Task directions - Read the lines below and count those that have the word "рынках". Respond with the number only.

-- START OF Data provided --

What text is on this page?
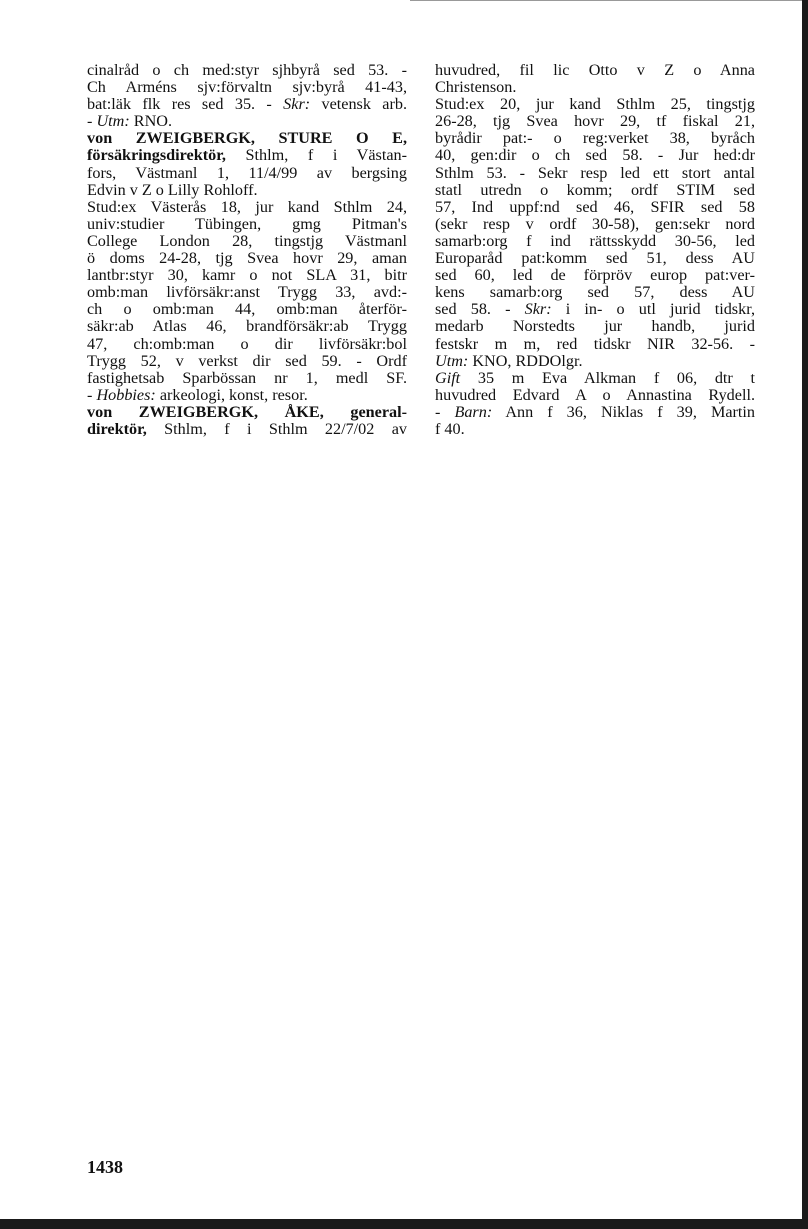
cinalråd o ch med:styr sjhbyrå sed 53. -
Ch Arméns sjv:förvaltn sjv:byrå 41-43,
bat:läk flk res sed 35. - Skr: vetensk arb.
- Utm: RNO.
von ZWEIGBERGK, STURE O E,
försäkringsdirektör, Sthlm, f i Västan-
fors, Västmanl 1, 11/4/99 av bergsing
Edvin v Z o Lilly Rohloff.
Stud:ex Västerås 18, jur kand Sthlm 24,
univ:studier Tübingen, gmg Pitman's
College London 28, tingstjg Västmanl
ö doms 24-28, tjg Svea hovr 29, aman
lantbr:styr 30, kamr o not SLA 31, bitr
omb:man livförsäkr:anst Trygg 33, avd:-
ch o omb:man 44, omb:man återför-
säkr:ab Atlas 46, brandförsäkr:ab Trygg
47, ch:omb:man o dir livförsäkr:bol
Trygg 52, v verkst dir sed 59. - Ordf
fastighetsab Sparbössan nr 1, medl SF.
- Hobbies: arkeologi, konst, resor.
von ZWEIGBERGK, ÅKE, general-
direktör, Sthlm, f i Sthlm 22/7/02 av
huvudred, fil lic Otto v Z o Anna
Christenson.
Stud:ex 20, jur kand Sthlm 25, tingstjg
26-28, tjg Svea hovr 29, tf fiskal 21,
byrådir pat:- o reg:verket 38, byråch
40, gen:dir o ch sed 58. - Jur hed:dr
Sthlm 53. - Sekr resp led ett stort antal
statl utredn o komm; ordf STIM sed
57, Ind uppf:nd sed 46, SFIR sed 58
(sekr resp v ordf 30-58), gen:sekr nord
samarb:org f ind rättsskydd 30-56, led
Europaråd pat:komm sed 51, dess AU
sed 60, led de förpröv europ pat:ver-
kens samarb:org sed 57, dess AU
sed 58. - Skr: i in- o utl jurid tidskr,
medarb Norstedts jur handb, jurid
festskr m m, red tidskr NIR 32-56. -
Utm: KNO, RDDOlgr.
Gift 35 m Eva Alkman f 06, dtr t
huvudred Edvard A o Annastina Rydell.
- Barn: Ann f 36, Niklas f 39, Martin
f 40.
1438
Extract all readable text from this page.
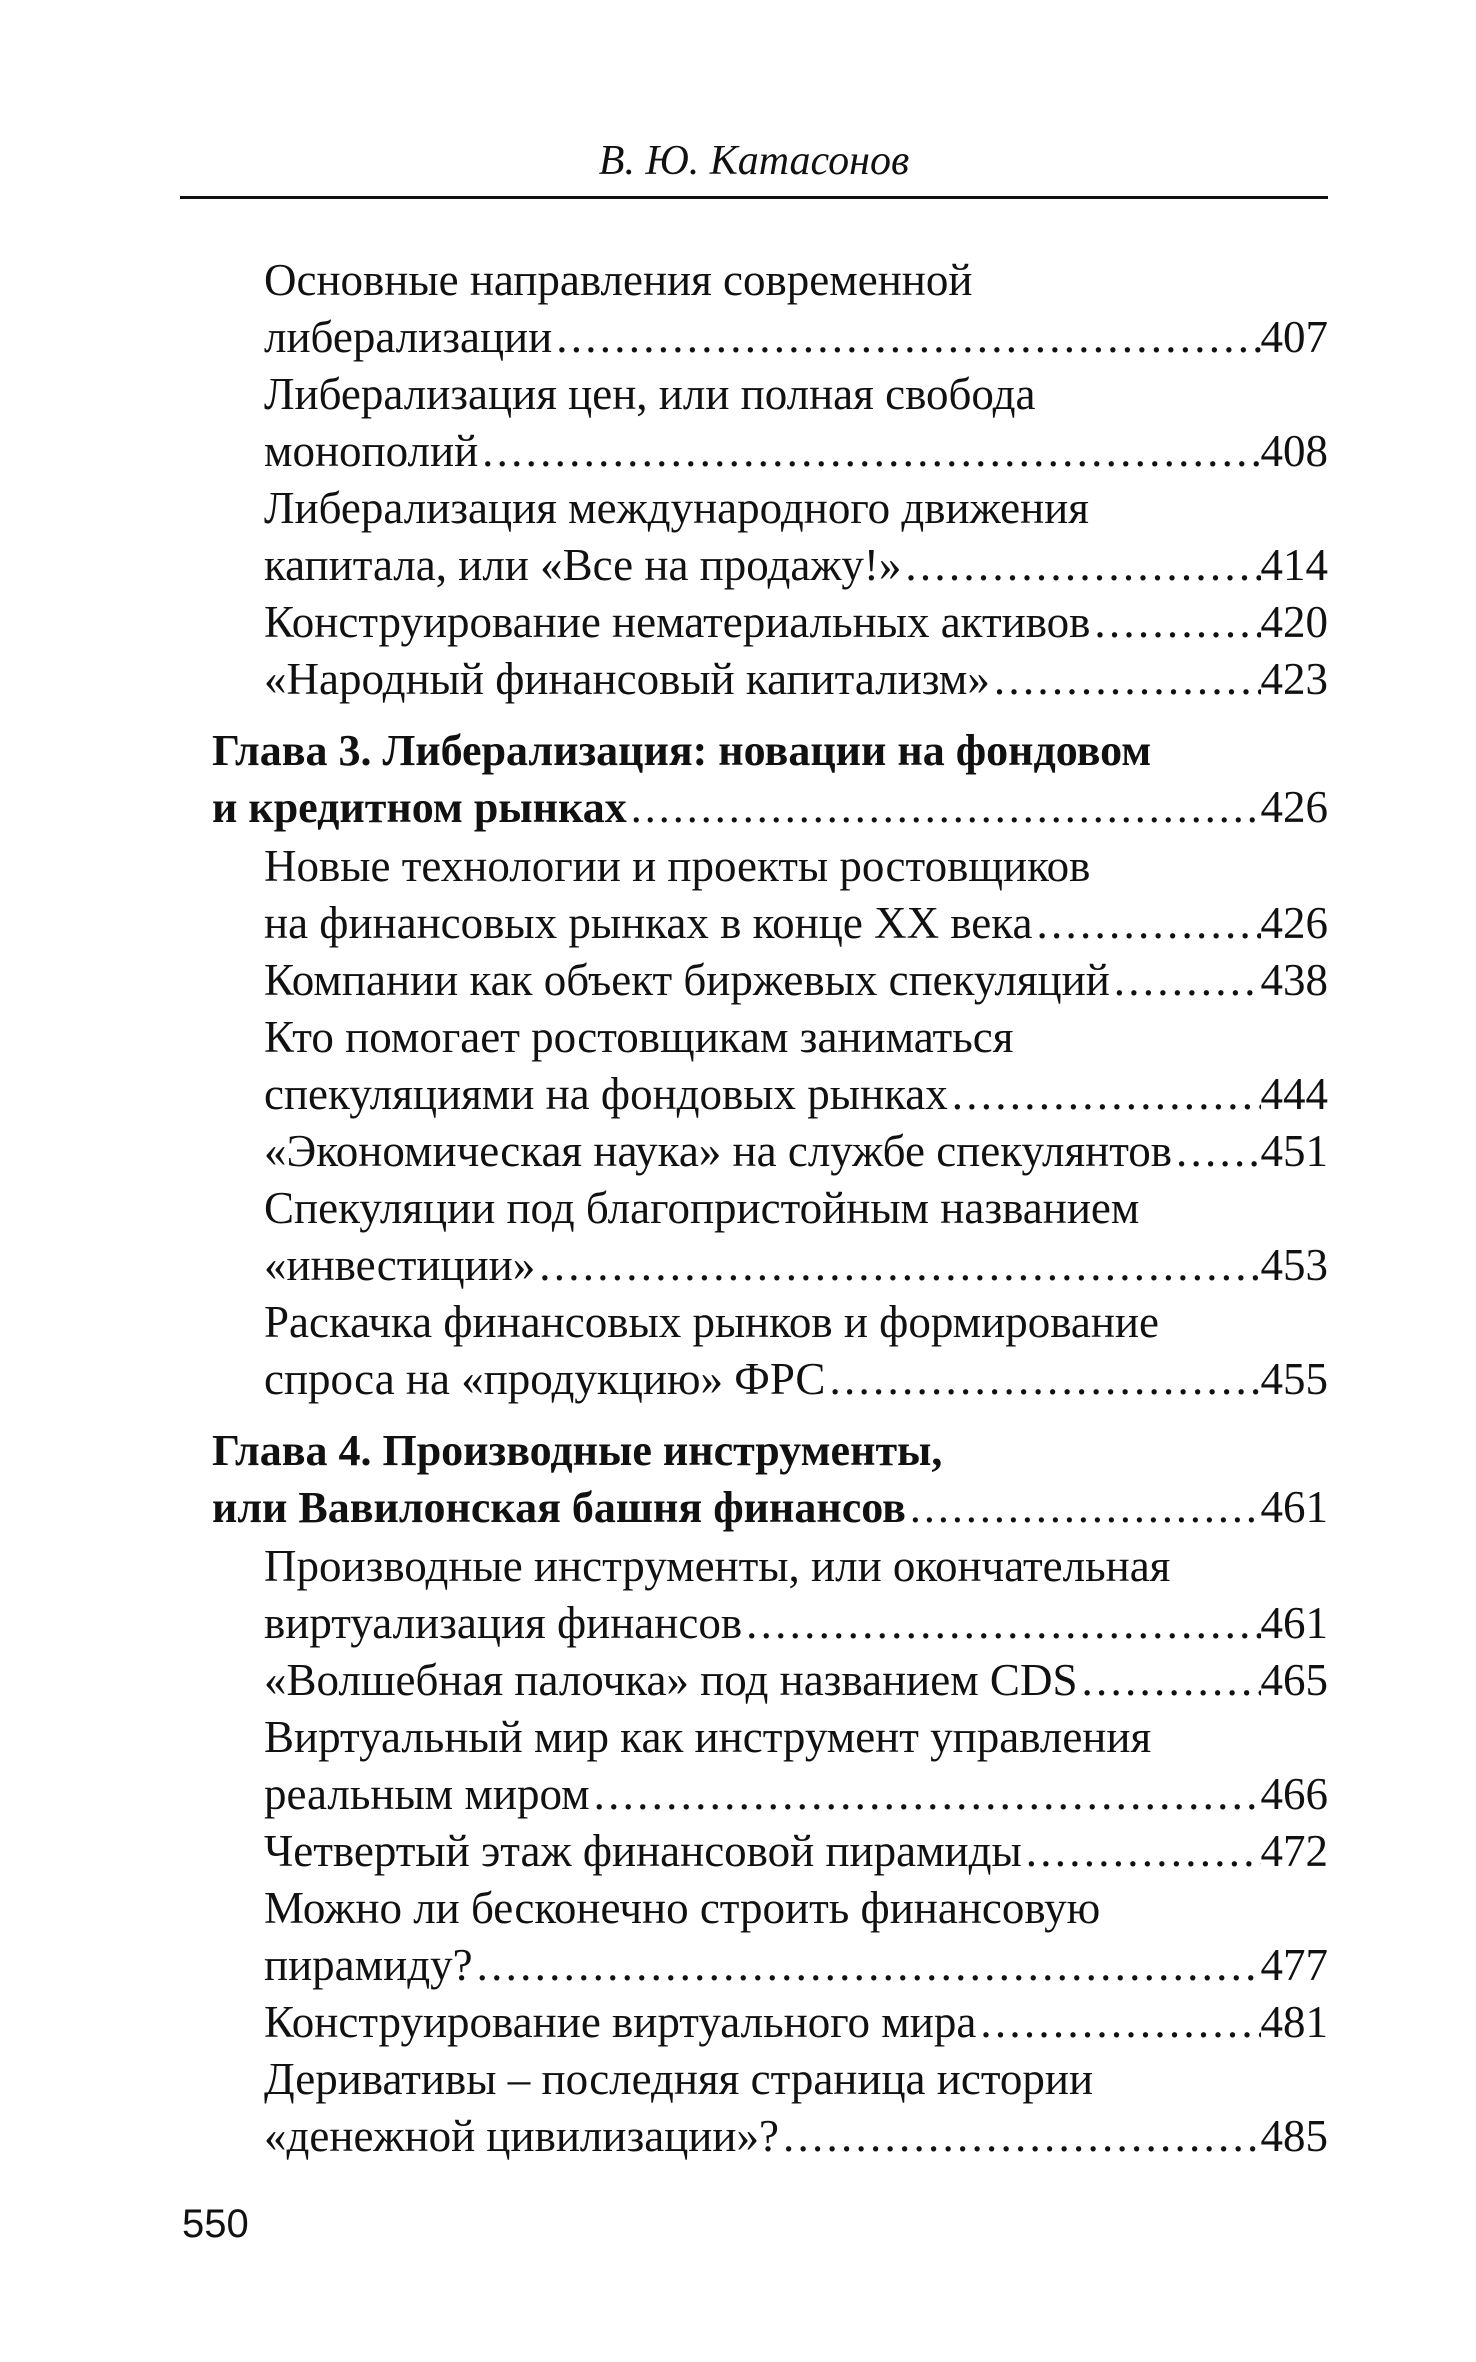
В. Ю. Катасонов
Основные направления современной
либерализации . . .	407
Либерализация цен, или полная свобода
монополий . . .	408
Либерализация международного движения
капитала, или «Все на продажу!» . . .	414
Конструирование нематериальных активов . . .	420
«Народный финансовый капитализм» . . .	423
Глава 3. Либерализация: новации на фондовом
и кредитном рынках . . .	426
Новые технологии и проекты ростовщиков
на финансовых рынках в конце XX века . . .	426
Компании как объект биржевых спекуляций . . .	438
Кто помогает ростовщикам заниматься
спекуляциями на фондовых рынках . . .	444
«Экономическая наука» на службе спекулянтов . . . 451
Спекуляции под благопристойным названием
«инвестиции» . . .	453
Раскачка финансовых рынков и формирование
спроса на «продукцию» ФРС . . .	455
Глава 4. Производные инструменты,
или Вавилонская башня финансов . . .	461
Производные инструменты, или окончательная
виртуализация финансов . . .	461
«Волшебная палочка» под названием CDS . . .	465
Виртуальный мир как инструмент управления
реальным миром . . .	466
Четвертый этаж финансовой пирамиды . . .	472
Можно ли бесконечно строить финансовую
пирамиду? . . .	477
Конструирование виртуального мира . . .	481
Деривативы – последняя страница истории
«денежной цивилизации»? . . .	485
550
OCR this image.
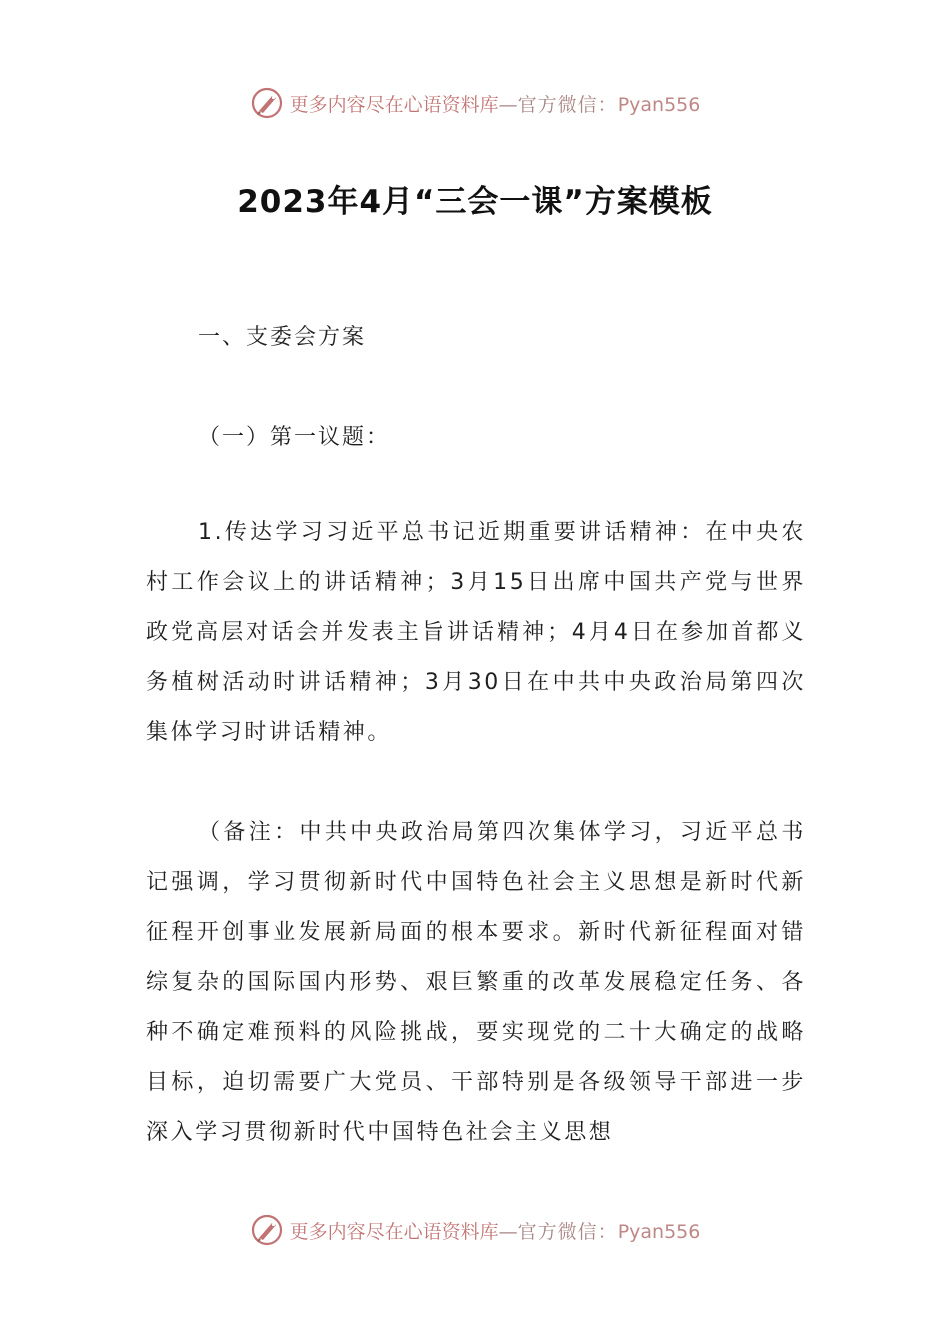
更多内容尽在心语资料库—官方微信：Pyan556
2023年4月“三会一课”方案模板
一、支委会方案
（一）第一议题：

1.传达学习习近平总书记近期重要讲话精神：在中央农村工作会议上的讲话精神；3月15日出席中国共产党与世界政党高层对话会并发表主旨讲话精神；4月4日在参加首都义务植树活动时讲话精神；3月30日在中共中央政治局第四次集体学习时讲话精神。

（备注：中共中央政治局第四次集体学习，习近平总书记强调，学习贯彻新时代中国特色社会主义思想是新时代新征程开创事业发展新局面的根本要求。新时代新征程面对错综复杂的国际国内形势、艰巨繁重的改革发展稳定任务、各种不确定难预料的风险挑战，要实现党的二十大确定的战略目标，迫切需要广大党员、干部特别是各级领导干部进一步深入学习贯彻新时代中国特色社会主义思想

更多内容尽在心语资料库—官方微信：Pyan556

-- END OF Data provided --

Task answer - 3